• _TASK TO CARRY OUT_
Give the number of lines that hold the string "juntos". Nothing else is needed.
──────── MATERIAL FOR THE TASK
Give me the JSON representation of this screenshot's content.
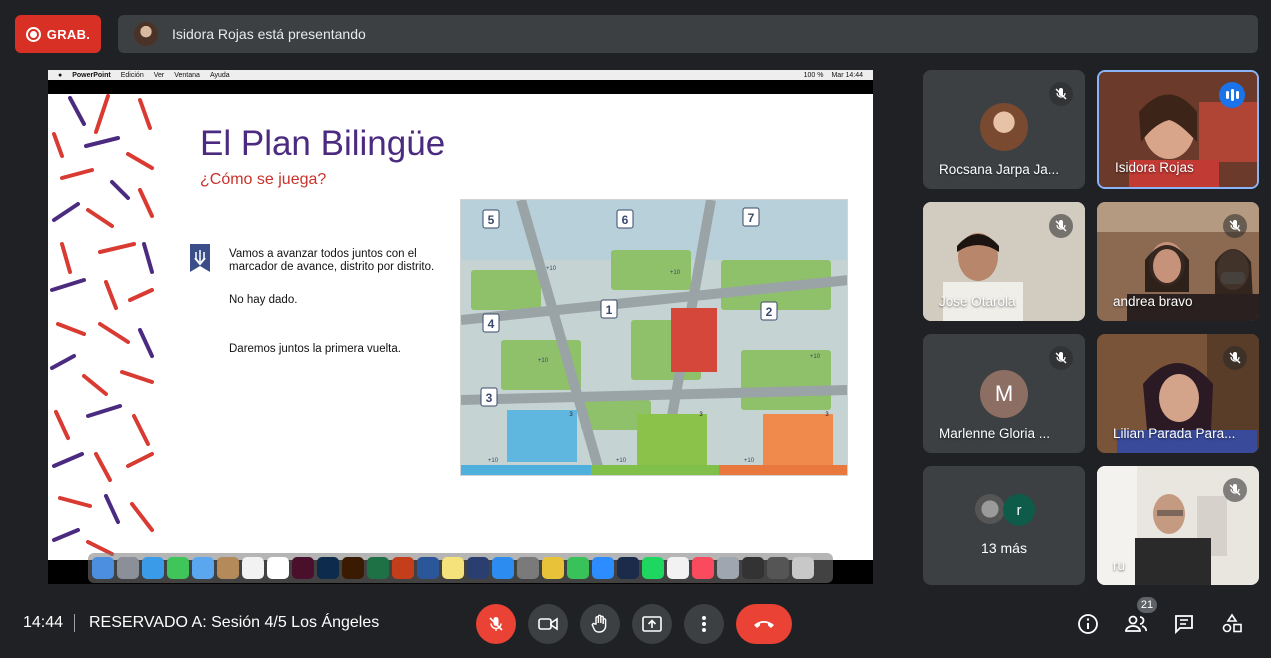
{
  "recording": {
    "label": "GRAB."
  },
  "presenting_banner": {
    "text": "Isidora Rojas está presentando"
  },
  "mac_menubar": {
    "app": "PowerPoint",
    "menus": [
      "Edición",
      "Ver",
      "Ventana",
      "Ayuda"
    ],
    "battery": "100 %",
    "clock": "Mar 14:44"
  },
  "slide": {
    "title": "El Plan Bilingüe",
    "subtitle": "¿Cómo se juega?",
    "text_line1": "Vamos a avanzar todos juntos con el",
    "text_line2": "marcador de avance, distrito por distrito.",
    "text_no_dice": "No hay dado.",
    "text_first_round": "Daremos juntos la primera vuelta.",
    "board_numbers": [
      "5",
      "6",
      "7",
      "1",
      "2",
      "4",
      "3"
    ],
    "board_bonus": [
      "+10",
      "+10",
      "+10",
      "+10",
      "+10",
      "+10",
      "+10"
    ],
    "board_card_labels": [
      "3",
      "3",
      "3"
    ]
  },
  "participants": [
    {
      "name": "Rocsana Jarpa Ja...",
      "muted": true
    },
    {
      "name": "Isidora Rojas",
      "speaking": true
    },
    {
      "name": "Jose Otarola",
      "muted": true
    },
    {
      "name": "andrea bravo",
      "muted": true
    },
    {
      "name": "Marlenne Gloria ...",
      "initial": "M",
      "muted": true
    },
    {
      "name": "Lilian Parada Para...",
      "muted": true
    },
    {
      "name": "13 más",
      "initial": "r"
    },
    {
      "name": "ru",
      "muted": true
    }
  ],
  "bottom_bar": {
    "time": "14:44",
    "meeting_title": "RESERVADO A: Sesión 4/5 Los Ángeles",
    "people_count": "21"
  },
  "colors": {
    "record_red": "#d93025",
    "end_call_red": "#ea4335",
    "slide_title_purple": "#4b2b7f",
    "slide_subtitle_red": "#c8322a",
    "speaking_blue": "#1a73e8"
  }
}
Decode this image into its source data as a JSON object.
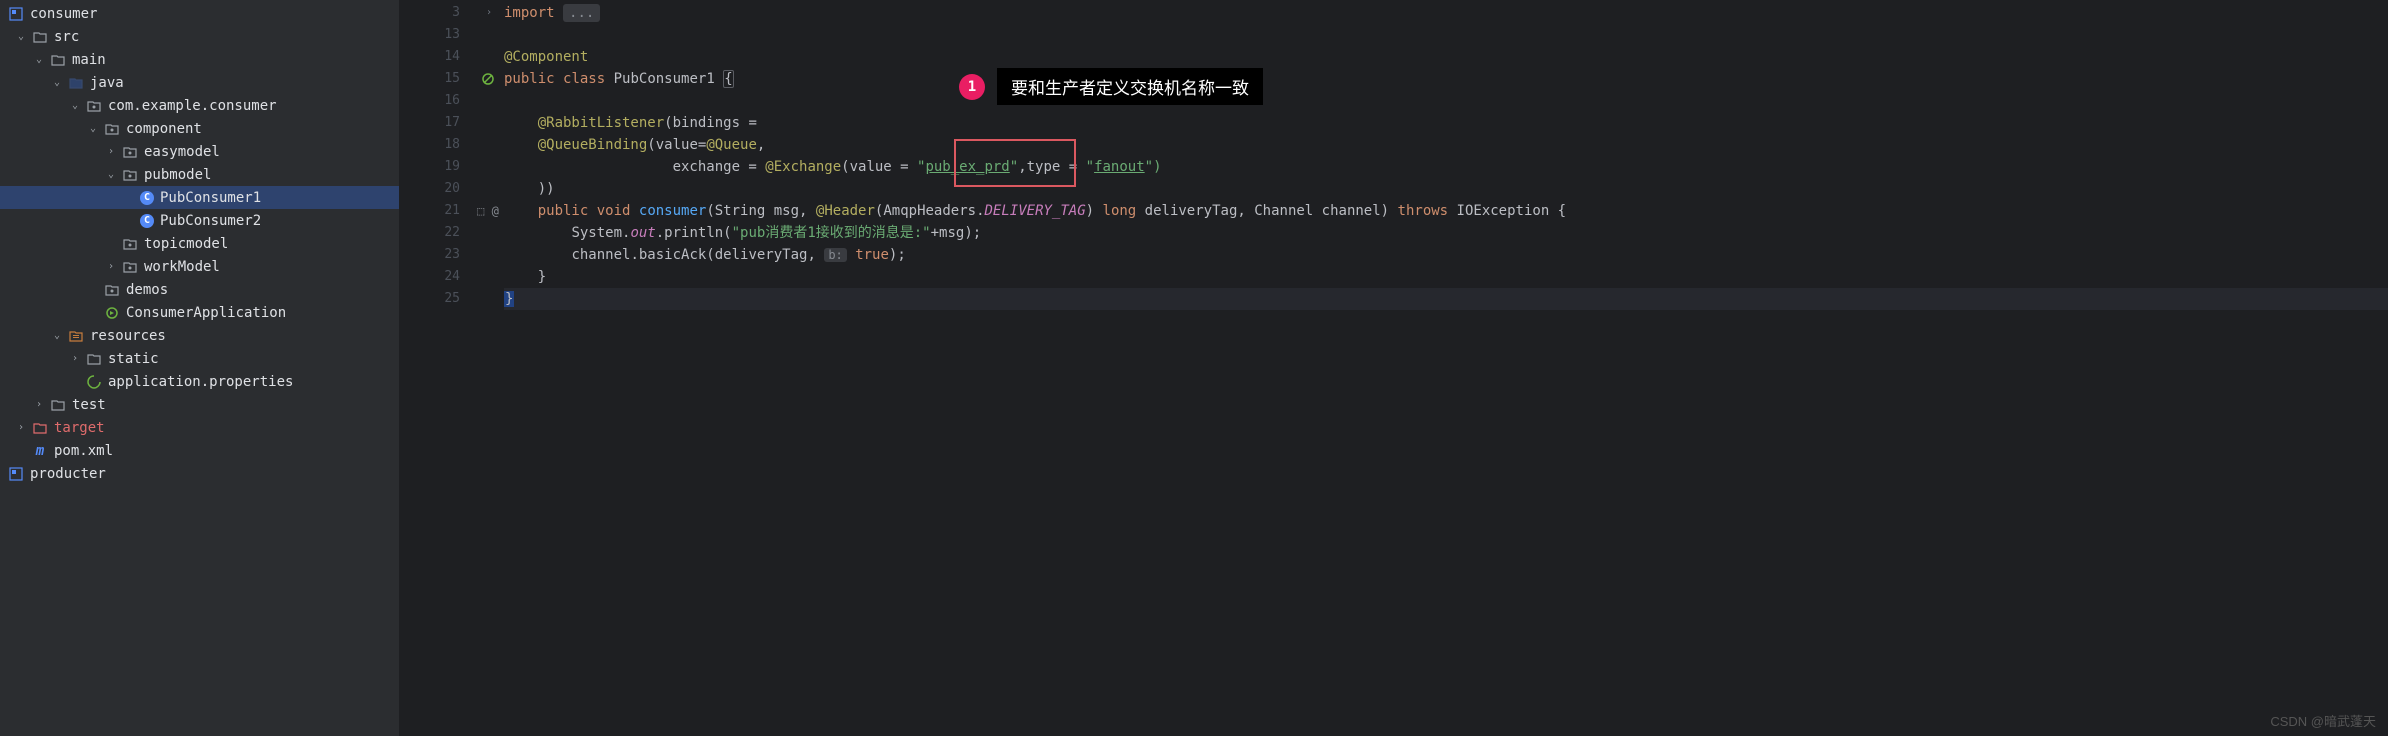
{
  "tree": {
    "consumer": "consumer",
    "src": "src",
    "main": "main",
    "java": "java",
    "pkg_consumer": "com.example.consumer",
    "component": "component",
    "easymodel": "easymodel",
    "pubmodel": "pubmodel",
    "pubconsumer1": "PubConsumer1",
    "pubconsumer2": "PubConsumer2",
    "topicmodel": "topicmodel",
    "workmodel": "workModel",
    "demos": "demos",
    "consumer_app": "ConsumerApplication",
    "resources": "resources",
    "static": "static",
    "app_props": "application.properties",
    "test": "test",
    "target": "target",
    "pom": "pom.xml",
    "producter": "producter"
  },
  "gutter": {
    "lines": [
      "3",
      "13",
      "14",
      "15",
      "16",
      "17",
      "18",
      "19",
      "20",
      "21",
      "22",
      "23",
      "24",
      "25"
    ]
  },
  "code": {
    "l3_import": "import",
    "l3_dots": "...",
    "l14": "@Component",
    "l15_public": "public",
    "l15_class": "class",
    "l15_name": "PubConsumer1",
    "l15_brace": "{",
    "l17": "@RabbitListener",
    "l17_args": "(bindings =",
    "l18": "@QueueBinding",
    "l18_args1": "(value=",
    "l18_queue": "@Queue",
    "l18_comma": ",",
    "l19_exchange": "exchange = ",
    "l19_exch_ann": "@Exchange",
    "l19_value": "(value = ",
    "l19_str": "\"",
    "l19_str_val": "pub_ex_prd",
    "l19_str2": "\"",
    "l19_type": ",type = ",
    "l19_fanout_q": "\"",
    "l19_fanout": "fanout",
    "l19_close": "\")",
    "l20": "))",
    "l21_public": "public",
    "l21_void": "void",
    "l21_method": "consumer",
    "l21_sig1": "(String msg, ",
    "l21_header": "@Header",
    "l21_sig2": "(AmqpHeaders.",
    "l21_delivery": "DELIVERY_TAG",
    "l21_sig3": ") ",
    "l21_long": "long",
    "l21_sig4": " deliveryTag, Channel channel) ",
    "l21_throws": "throws",
    "l21_ioe": " IOException {",
    "l22_sys": "System.",
    "l22_out": "out",
    "l22_print": ".println(",
    "l22_str": "\"pub消费者1接收到的消息是:\"",
    "l22_end": "+msg);",
    "l23_chan": "channel.basicAck(deliveryTag, ",
    "l23_hint": "b:",
    "l23_true": "true",
    "l23_end": ");",
    "l24": "}",
    "l25": "}"
  },
  "annotation": {
    "number": "1",
    "text": "要和生产者定义交换机名称一致"
  },
  "watermark": "CSDN @暗武蓬天"
}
────────────────
• _ANSWER TO THE EXERCISE_
2